-- Task material start --
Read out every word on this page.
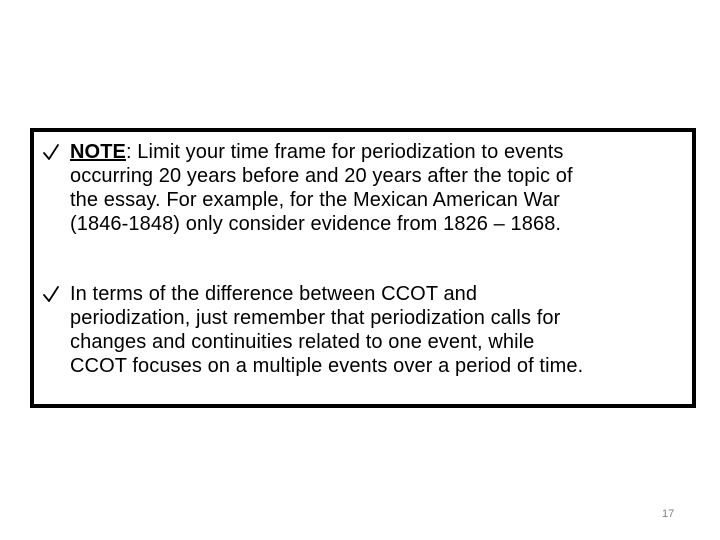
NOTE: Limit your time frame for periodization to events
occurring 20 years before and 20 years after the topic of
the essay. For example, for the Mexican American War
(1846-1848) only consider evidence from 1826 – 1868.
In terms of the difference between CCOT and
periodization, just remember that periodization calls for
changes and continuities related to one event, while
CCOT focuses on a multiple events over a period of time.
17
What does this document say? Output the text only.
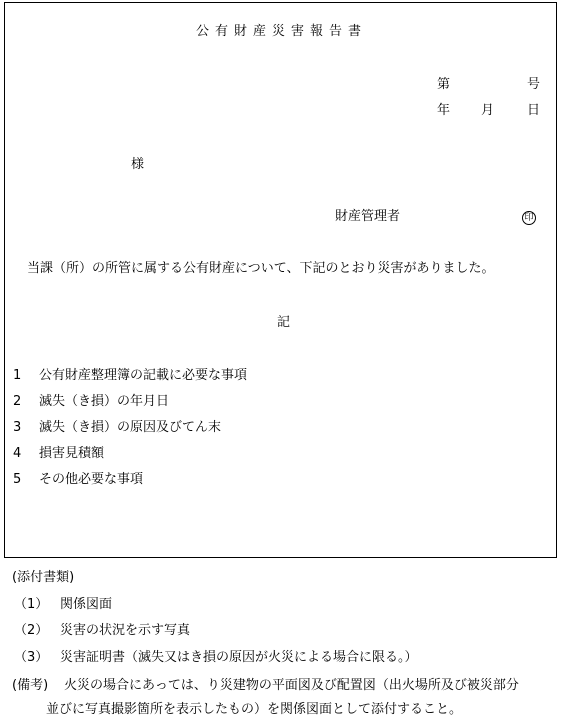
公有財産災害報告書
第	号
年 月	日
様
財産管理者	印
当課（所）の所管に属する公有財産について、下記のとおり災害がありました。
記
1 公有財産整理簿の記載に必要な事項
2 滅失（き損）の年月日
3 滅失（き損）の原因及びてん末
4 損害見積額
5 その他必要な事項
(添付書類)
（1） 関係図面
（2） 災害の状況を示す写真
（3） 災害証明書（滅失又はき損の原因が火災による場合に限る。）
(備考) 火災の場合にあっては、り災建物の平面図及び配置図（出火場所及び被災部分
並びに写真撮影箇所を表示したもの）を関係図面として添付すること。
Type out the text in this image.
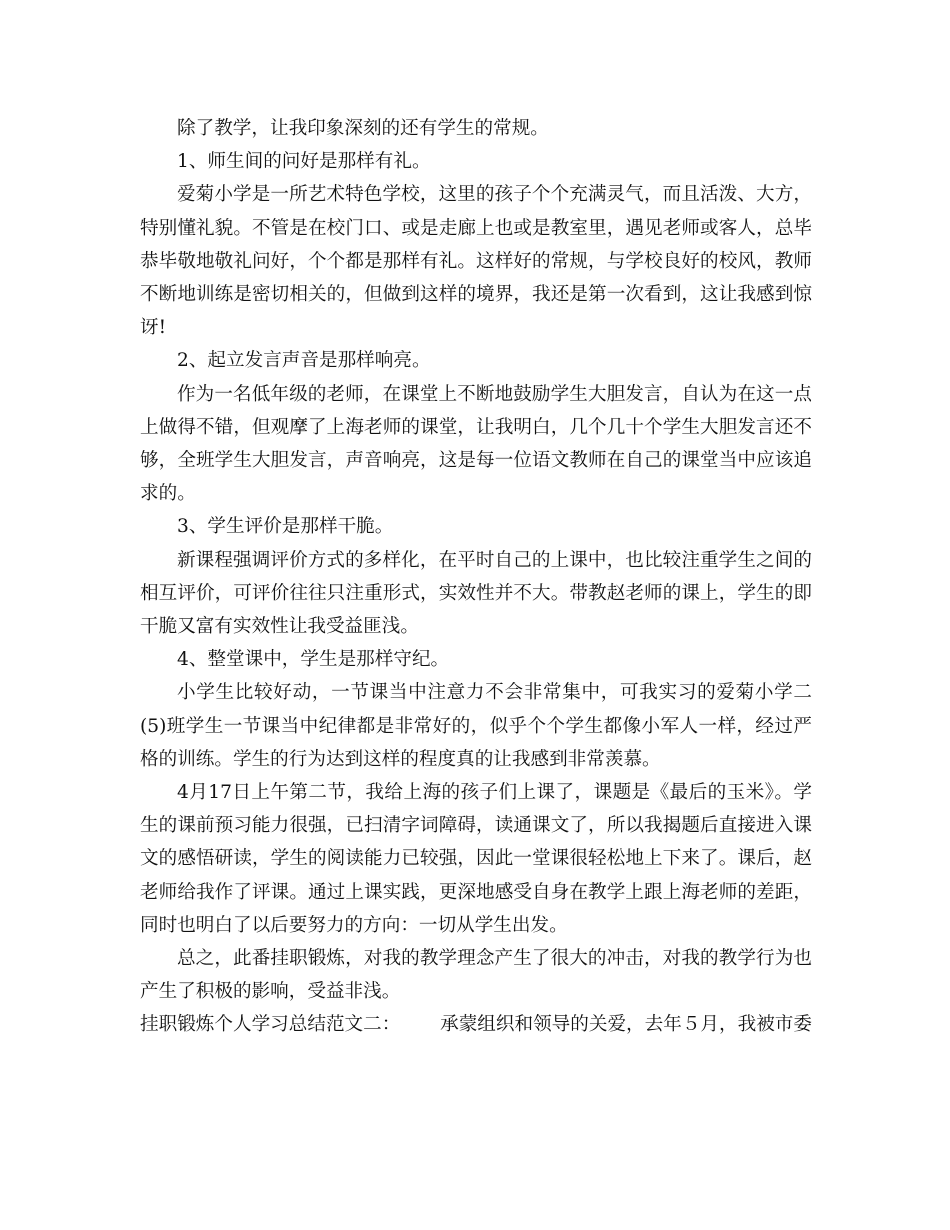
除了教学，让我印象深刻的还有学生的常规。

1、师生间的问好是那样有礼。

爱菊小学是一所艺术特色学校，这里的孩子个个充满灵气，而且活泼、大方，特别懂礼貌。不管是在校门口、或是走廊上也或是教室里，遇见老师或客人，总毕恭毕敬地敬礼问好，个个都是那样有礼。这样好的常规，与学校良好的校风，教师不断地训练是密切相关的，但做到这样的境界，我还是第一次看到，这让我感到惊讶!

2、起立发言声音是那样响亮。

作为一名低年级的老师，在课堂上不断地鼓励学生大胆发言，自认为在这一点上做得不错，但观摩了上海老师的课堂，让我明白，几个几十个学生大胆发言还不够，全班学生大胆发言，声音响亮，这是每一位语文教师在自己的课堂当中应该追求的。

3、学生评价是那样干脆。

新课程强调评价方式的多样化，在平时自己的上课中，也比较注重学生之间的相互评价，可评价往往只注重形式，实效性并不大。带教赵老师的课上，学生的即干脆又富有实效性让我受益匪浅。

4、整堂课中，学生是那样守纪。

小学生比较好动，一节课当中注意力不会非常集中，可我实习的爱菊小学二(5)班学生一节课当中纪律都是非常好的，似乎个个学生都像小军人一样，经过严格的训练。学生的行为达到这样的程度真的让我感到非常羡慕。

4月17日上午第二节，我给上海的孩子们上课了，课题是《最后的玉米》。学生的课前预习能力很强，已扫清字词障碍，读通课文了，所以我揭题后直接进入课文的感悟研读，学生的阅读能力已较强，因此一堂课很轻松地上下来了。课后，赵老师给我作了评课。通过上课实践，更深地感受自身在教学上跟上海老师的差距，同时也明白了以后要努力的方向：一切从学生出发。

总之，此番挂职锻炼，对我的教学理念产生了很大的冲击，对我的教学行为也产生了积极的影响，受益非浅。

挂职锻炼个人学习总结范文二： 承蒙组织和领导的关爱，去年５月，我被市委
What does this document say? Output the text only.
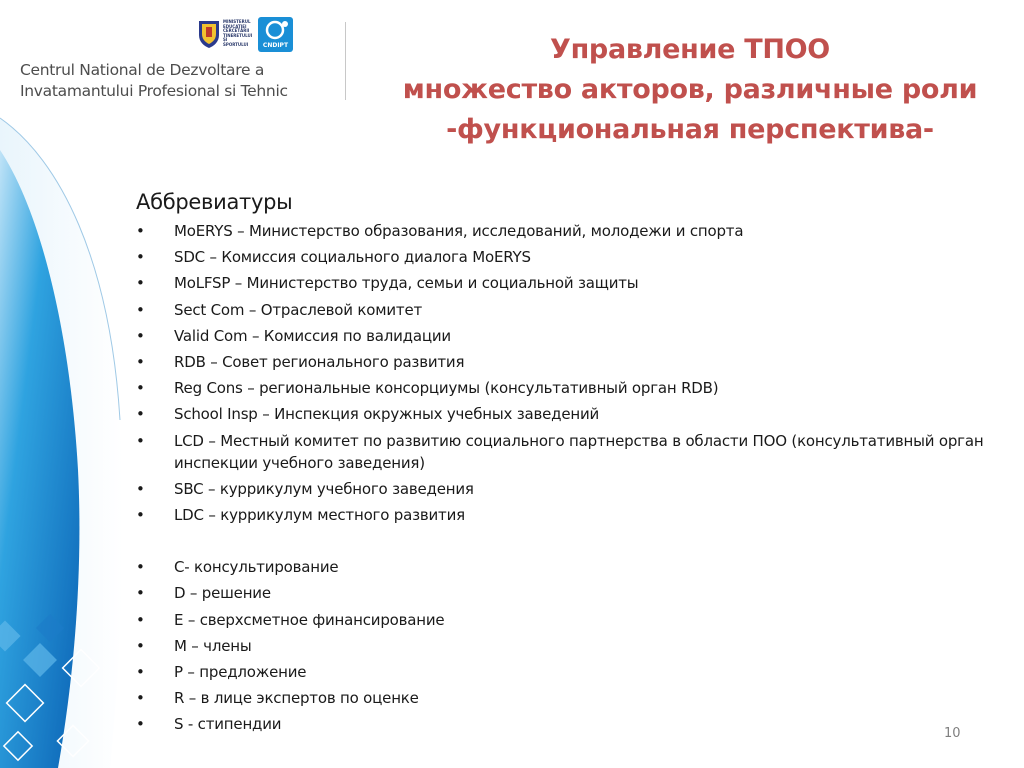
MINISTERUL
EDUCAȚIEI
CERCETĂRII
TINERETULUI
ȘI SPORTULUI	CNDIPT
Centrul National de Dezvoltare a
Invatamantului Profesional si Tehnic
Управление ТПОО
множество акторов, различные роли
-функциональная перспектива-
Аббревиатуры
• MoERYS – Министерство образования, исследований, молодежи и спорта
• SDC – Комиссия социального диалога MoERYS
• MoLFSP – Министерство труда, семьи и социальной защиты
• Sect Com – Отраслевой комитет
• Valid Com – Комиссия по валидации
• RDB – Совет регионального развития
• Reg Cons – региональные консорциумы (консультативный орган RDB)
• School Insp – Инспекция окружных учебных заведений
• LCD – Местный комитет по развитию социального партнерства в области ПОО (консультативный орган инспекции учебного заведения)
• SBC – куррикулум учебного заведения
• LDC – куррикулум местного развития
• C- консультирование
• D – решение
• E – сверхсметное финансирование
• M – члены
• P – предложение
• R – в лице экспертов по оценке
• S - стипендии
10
-- Task material end --
## Task prompt
Report how many lines in the records hold the word "учебного", giving the number and nothing else.

## Answer to the task
2